- **What is needed**: State how many lines of the entries below hold the word "switch"; reply with nothing but the number.

** start Dataset excerpts **

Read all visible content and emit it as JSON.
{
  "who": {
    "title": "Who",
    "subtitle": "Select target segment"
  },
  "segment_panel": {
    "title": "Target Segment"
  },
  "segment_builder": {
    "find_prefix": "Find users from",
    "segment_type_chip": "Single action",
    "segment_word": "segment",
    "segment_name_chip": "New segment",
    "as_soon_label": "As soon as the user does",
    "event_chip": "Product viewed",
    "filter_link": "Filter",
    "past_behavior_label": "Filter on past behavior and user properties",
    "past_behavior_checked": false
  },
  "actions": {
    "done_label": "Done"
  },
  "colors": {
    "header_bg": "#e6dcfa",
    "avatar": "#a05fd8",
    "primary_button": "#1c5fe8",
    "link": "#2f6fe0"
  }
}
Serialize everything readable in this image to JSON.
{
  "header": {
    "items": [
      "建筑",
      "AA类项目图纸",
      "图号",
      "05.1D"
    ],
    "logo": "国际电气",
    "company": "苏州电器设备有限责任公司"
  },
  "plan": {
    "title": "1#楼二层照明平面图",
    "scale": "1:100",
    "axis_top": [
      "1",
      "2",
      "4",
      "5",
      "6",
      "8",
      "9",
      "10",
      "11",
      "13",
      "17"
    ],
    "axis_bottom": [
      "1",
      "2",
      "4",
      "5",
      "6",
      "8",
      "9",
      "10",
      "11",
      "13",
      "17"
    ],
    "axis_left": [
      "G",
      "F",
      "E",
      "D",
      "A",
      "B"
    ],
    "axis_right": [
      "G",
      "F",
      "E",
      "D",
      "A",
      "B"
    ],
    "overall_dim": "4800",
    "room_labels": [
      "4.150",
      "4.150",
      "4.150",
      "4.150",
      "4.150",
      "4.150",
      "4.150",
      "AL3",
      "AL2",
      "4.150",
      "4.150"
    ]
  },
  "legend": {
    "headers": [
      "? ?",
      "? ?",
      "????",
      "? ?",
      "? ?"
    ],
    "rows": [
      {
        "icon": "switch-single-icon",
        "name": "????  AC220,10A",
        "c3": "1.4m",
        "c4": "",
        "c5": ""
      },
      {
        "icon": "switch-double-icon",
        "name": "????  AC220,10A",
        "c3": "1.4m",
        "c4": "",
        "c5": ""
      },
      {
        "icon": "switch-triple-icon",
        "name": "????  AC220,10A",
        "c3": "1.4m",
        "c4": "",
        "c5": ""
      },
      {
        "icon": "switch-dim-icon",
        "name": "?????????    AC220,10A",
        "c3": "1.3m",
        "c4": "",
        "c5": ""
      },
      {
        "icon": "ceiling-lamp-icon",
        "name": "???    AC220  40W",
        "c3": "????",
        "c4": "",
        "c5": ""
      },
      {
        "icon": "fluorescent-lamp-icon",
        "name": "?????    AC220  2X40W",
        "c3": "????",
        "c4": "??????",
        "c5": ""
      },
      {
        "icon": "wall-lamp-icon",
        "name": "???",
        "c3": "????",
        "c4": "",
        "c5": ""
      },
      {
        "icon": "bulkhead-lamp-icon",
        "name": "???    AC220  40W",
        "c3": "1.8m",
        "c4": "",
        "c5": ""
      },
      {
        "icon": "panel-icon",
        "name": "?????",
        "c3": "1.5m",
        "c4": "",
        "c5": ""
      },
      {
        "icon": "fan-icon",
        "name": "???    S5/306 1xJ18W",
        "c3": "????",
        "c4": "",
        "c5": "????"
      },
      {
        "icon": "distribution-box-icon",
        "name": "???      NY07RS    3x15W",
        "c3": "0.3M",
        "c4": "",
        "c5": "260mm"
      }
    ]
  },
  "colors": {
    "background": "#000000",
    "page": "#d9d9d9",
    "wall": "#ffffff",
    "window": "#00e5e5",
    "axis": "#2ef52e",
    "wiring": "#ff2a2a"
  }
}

** end Dataset excerpts **

- **Finished answer**: 4